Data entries
"""
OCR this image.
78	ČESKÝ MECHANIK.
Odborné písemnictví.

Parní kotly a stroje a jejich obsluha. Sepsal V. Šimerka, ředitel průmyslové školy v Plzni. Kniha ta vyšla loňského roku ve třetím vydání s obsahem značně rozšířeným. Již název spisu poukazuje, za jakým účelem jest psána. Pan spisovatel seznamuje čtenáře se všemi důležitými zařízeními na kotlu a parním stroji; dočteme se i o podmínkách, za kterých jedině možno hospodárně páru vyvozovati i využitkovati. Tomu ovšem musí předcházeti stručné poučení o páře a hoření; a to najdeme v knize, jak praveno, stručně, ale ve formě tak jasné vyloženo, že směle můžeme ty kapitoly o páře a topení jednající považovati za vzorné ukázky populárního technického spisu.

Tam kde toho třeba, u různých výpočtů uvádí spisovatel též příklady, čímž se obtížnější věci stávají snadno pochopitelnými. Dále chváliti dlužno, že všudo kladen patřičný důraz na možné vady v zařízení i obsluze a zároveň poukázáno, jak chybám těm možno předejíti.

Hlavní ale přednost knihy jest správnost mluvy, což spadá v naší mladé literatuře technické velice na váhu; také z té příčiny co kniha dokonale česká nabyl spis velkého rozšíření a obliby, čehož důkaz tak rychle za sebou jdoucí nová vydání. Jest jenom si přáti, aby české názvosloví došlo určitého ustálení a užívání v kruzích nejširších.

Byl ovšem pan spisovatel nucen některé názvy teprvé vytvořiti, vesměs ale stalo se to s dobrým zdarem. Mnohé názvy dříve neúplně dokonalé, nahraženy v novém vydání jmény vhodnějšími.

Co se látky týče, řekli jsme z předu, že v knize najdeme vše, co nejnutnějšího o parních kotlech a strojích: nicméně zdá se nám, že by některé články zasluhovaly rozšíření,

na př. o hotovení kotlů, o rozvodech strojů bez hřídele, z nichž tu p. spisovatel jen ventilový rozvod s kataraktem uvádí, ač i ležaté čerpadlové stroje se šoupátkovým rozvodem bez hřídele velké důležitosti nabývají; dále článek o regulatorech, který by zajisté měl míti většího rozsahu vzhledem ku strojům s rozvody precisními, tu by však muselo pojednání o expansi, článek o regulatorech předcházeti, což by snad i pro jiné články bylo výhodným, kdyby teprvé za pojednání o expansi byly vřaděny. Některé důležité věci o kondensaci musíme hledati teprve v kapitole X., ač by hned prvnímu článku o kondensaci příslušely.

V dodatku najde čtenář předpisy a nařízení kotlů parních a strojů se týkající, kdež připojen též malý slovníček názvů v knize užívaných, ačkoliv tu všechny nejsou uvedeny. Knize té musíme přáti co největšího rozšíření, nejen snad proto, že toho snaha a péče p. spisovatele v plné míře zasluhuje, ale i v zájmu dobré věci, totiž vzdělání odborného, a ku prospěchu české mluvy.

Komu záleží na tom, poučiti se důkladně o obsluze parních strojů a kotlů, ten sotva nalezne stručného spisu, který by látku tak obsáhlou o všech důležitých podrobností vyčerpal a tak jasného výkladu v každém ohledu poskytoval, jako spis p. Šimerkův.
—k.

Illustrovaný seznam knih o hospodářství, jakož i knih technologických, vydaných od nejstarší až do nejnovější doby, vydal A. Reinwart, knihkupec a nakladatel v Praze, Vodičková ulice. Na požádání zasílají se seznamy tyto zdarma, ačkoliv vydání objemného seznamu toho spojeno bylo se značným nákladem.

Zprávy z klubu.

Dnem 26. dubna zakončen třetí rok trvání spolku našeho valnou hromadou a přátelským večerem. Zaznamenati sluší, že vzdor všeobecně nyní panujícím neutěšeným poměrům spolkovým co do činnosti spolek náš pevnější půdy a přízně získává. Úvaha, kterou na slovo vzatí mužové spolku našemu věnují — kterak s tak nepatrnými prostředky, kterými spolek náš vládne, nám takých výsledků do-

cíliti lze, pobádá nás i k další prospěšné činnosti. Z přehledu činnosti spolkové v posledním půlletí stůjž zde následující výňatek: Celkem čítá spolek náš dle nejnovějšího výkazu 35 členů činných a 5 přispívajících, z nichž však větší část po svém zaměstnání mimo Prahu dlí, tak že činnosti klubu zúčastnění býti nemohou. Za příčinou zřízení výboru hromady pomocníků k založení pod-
"""
* [Task] Repeat the data exactly. Leave nothing out.

* [Written reply]
OCR this image.
78	ČESKÝ MECHANIK.
Odborné písemnictví.

Parní kotly a stroje a jejich obsluha. Sepsal V. Šimerka, ředitel průmyslové školy v Plzni. Kniha ta vyšla loňského roku ve třetím vydání s obsahem značně rozšířeným. Již název spisu poukazuje, za jakým účelem jest psána. Pan spisovatel seznamuje čtenáře se všemi důležitými zařízeními na kotlu a parním stroji; dočteme se i o podmínkách, za kterých jedině možno hospodárně páru vyvozovati i využitkovati. Tomu ovšem musí předcházeti stručné poučení o páře a hoření; a to najdeme v knize, jak praveno, stručně, ale ve formě tak jasné vyloženo, že směle můžeme ty kapitoly o páře a topení jednající považovati za vzorné ukázky populárního technického spisu.

Tam kde toho třeba, u různých výpočtů uvádí spisovatel též příklady, čímž se obtížnější věci stávají snadno pochopitelnými. Dále chváliti dlužno, že všudo kladen patřičný důraz na možné vady v zařízení i obsluze a zároveň poukázáno, jak chybám těm možno předejíti.

Hlavní ale přednost knihy jest správnost mluvy, což spadá v naší mladé literatuře technické velice na váhu; také z té příčiny co kniha dokonale česká nabyl spis velkého rozšíření a obliby, čehož důkaz tak rychle za sebou jdoucí nová vydání. Jest jenom si přáti, aby české názvosloví došlo určitého ustálení a užívání v kruzích nejširších.

Byl ovšem pan spisovatel nucen některé názvy teprvé vytvořiti, vesměs ale stalo se to s dobrým zdarem. Mnohé názvy dříve neúplně dokonalé, nahraženy v novém vydání jmény vhodnějšími.

Co se látky týče, řekli jsme z předu, že v knize najdeme vše, co nejnutnějšího o parních kotlech a strojích: nicméně zdá se nám, že by některé články zasluhovaly rozšíření,

na př. o hotovení kotlů, o rozvodech strojů bez hřídele, z nichž tu p. spisovatel jen ventilový rozvod s kataraktem uvádí, ač i ležaté čerpadlové stroje se šoupátkovým rozvodem bez hřídele velké důležitosti nabývají; dále článek o regulatorech, který by zajisté měl míti většího rozsahu vzhledem ku strojům s rozvody precisními, tu by však muselo pojednání o expansi, článek o regulatorech předcházeti, což by snad i pro jiné články bylo výhodným, kdyby teprvé za pojednání o expansi byly vřaděny. Některé důležité věci o kondensaci musíme hledati teprve v kapitole X., ač by hned prvnímu článku o kondensaci příslušely.

V dodatku najde čtenář předpisy a nařízení kotlů parních a strojů se týkající, kdež připojen též malý slovníček názvů v knize užívaných, ačkoliv tu všechny nejsou uvedeny. Knize té musíme přáti co největšího rozšíření, nejen snad proto, že toho snaha a péče p. spisovatele v plné míře zasluhuje, ale i v zájmu dobré věci, totiž vzdělání odborného, a ku prospěchu české mluvy.

Komu záleží na tom, poučiti se důkladně o obsluze parních strojů a kotlů, ten sotva nalezne stručného spisu, který by látku tak obsáhlou o všech důležitých podrobností vyčerpal a tak jasného výkladu v každém ohledu poskytoval, jako spis p. Šimerkův.
—k.

Illustrovaný seznam knih o hospodářství, jakož i knih technologických, vydaných od nejstarší až do nejnovější doby, vydal A. Reinwart, knihkupec a nakladatel v Praze, Vodičková ulice. Na požádání zasílají se seznamy tyto zdarma, ačkoliv vydání objemného seznamu toho spojeno bylo se značným nákladem.

Zprávy z klubu.

Dnem 26. dubna zakončen třetí rok trvání spolku našeho valnou hromadou a přátelským večerem. Zaznamenati sluší, že vzdor všeobecně nyní panujícím neutěšeným poměrům spolkovým co do činnosti spolek náš pevnější půdy a přízně získává. Úvaha, kterou na slovo vzatí mužové spolku našemu věnují — kterak s tak nepatrnými prostředky, kterými spolek náš vládne, nám takých výsledků do-

cíliti lze, pobádá nás i k další prospěšné činnosti. Z přehledu činnosti spolkové v posledním půlletí stůjž zde následující výňatek: Celkem čítá spolek náš dle nejnovějšího výkazu 35 členů činných a 5 přispívajících, z nichž však větší část po svém zaměstnání mimo Prahu dlí, tak že činnosti klubu zúčastnění býti nemohou. Za příčinou zřízení výboru hromady pomocníků k založení pod-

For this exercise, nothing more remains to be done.